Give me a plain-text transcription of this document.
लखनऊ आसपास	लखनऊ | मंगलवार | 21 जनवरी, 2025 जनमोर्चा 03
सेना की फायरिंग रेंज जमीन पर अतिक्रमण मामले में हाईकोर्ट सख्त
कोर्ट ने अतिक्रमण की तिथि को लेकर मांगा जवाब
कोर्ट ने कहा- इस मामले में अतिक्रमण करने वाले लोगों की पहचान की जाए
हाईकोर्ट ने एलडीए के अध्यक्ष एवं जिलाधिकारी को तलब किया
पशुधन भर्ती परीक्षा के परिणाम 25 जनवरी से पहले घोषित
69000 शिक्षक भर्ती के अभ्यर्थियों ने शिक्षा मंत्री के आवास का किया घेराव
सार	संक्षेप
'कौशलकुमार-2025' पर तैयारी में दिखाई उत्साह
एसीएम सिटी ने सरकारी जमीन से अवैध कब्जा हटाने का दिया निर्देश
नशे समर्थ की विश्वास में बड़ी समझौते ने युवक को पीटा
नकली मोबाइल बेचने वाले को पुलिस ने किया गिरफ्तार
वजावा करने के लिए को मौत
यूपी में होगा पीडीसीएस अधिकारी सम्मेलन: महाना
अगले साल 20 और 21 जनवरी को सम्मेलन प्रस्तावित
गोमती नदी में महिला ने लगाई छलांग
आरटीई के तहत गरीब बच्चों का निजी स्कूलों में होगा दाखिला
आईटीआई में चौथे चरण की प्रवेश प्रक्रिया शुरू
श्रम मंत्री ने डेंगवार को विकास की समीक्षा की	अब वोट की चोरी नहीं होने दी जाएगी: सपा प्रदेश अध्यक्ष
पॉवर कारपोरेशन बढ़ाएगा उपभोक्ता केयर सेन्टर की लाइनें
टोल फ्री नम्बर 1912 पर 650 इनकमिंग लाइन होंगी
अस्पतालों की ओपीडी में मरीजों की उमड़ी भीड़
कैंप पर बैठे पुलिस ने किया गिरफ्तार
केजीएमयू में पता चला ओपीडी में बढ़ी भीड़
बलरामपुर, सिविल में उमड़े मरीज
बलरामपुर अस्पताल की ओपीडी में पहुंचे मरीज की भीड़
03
++++
- **WHAT YOU HAVE TO DO**
For the listing above, identify each line bearing "जनवर".

- **RESPONSE**
लखनऊ आसपास	लखनऊ | मंगलवार | 21 जनवरी, 2025 जनमोर्चा 03
पशुधन भर्ती परीक्षा के परिणाम 25 जनवरी से पहले घोषित
अगले साल 20 और 21 जनवरी को सम्मेलन प्रस्तावित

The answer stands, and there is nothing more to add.